Excerpts from a figure dataset:
──────────────────────────────
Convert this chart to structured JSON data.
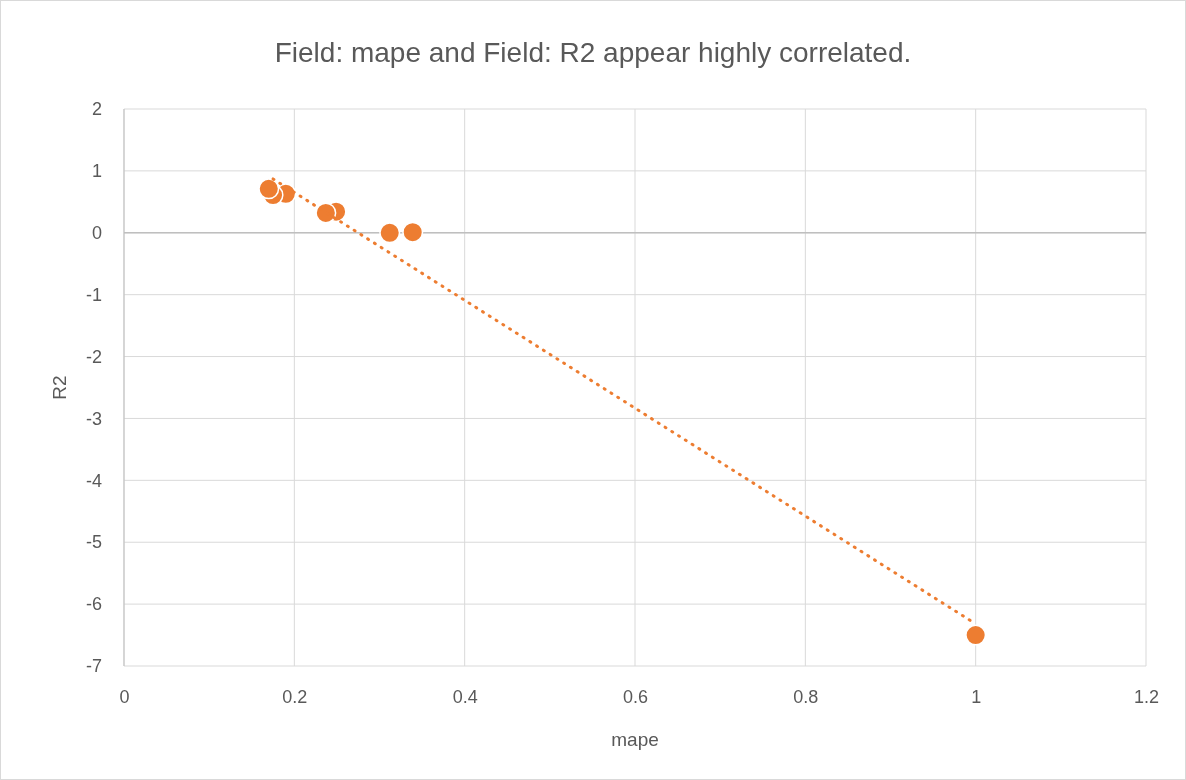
{
  "chart_data": {
    "type": "scatter",
    "title": "Field: mape and Field: R2 appear highly correlated.",
    "xlabel": "mape",
    "ylabel": "R2",
    "xlim": [
      0,
      1.2
    ],
    "xticks": [
      0,
      0.2,
      0.4,
      0.6,
      0.8,
      1,
      1.2
    ],
    "ylim": [
      -7,
      2
    ],
    "yticks": [
      -7,
      -6,
      -5,
      -4,
      -3,
      -2,
      -1,
      0,
      1,
      2
    ],
    "grid": true,
    "series": [
      {
        "marker": "circle",
        "color": "#ed7d31",
        "x": [
          0.17,
          0.175,
          0.19,
          0.237,
          0.249,
          0.312,
          0.339,
          1.0
        ],
        "values": [
          0.71,
          0.61,
          0.63,
          0.32,
          0.34,
          0,
          0.01,
          -6.5
        ]
      },
      {
        "type": "line",
        "marker": "none",
        "color": "#ed7d31",
        "line_style": "dotted",
        "x": [
          0.175,
          1.0
        ],
        "values": [
          0.87,
          -6.32
        ]
      }
    ]
  }
}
──────────────────────────────
**Stated goal**
Repeat the data above exactly, but not the pictures.

**Task output**
Convert this chart to structured JSON data.
{
  "chart_data": {
    "type": "scatter",
    "title": "Field: mape and Field: R2 appear highly correlated.",
    "xlabel": "mape",
    "ylabel": "R2",
    "xlim": [
      0,
      1.2
    ],
    "xticks": [
      0,
      0.2,
      0.4,
      0.6,
      0.8,
      1,
      1.2
    ],
    "ylim": [
      -7,
      2
    ],
    "yticks": [
      -7,
      -6,
      -5,
      -4,
      -3,
      -2,
      -1,
      0,
      1,
      2
    ],
    "grid": true,
    "series": [
      {
        "marker": "circle",
        "color": "#ed7d31",
        "x": [
          0.17,
          0.175,
          0.19,
          0.237,
          0.249,
          0.312,
          0.339,
          1.0
        ],
        "values": [
          0.71,
          0.61,
          0.63,
          0.32,
          0.34,
          0,
          0.01,
          -6.5
        ]
      },
      {
        "type": "line",
        "marker": "none",
        "color": "#ed7d31",
        "line_style": "dotted",
        "x": [
          0.175,
          1.0
        ],
        "values": [
          0.87,
          -6.32
        ]
      }
    ]
  }
}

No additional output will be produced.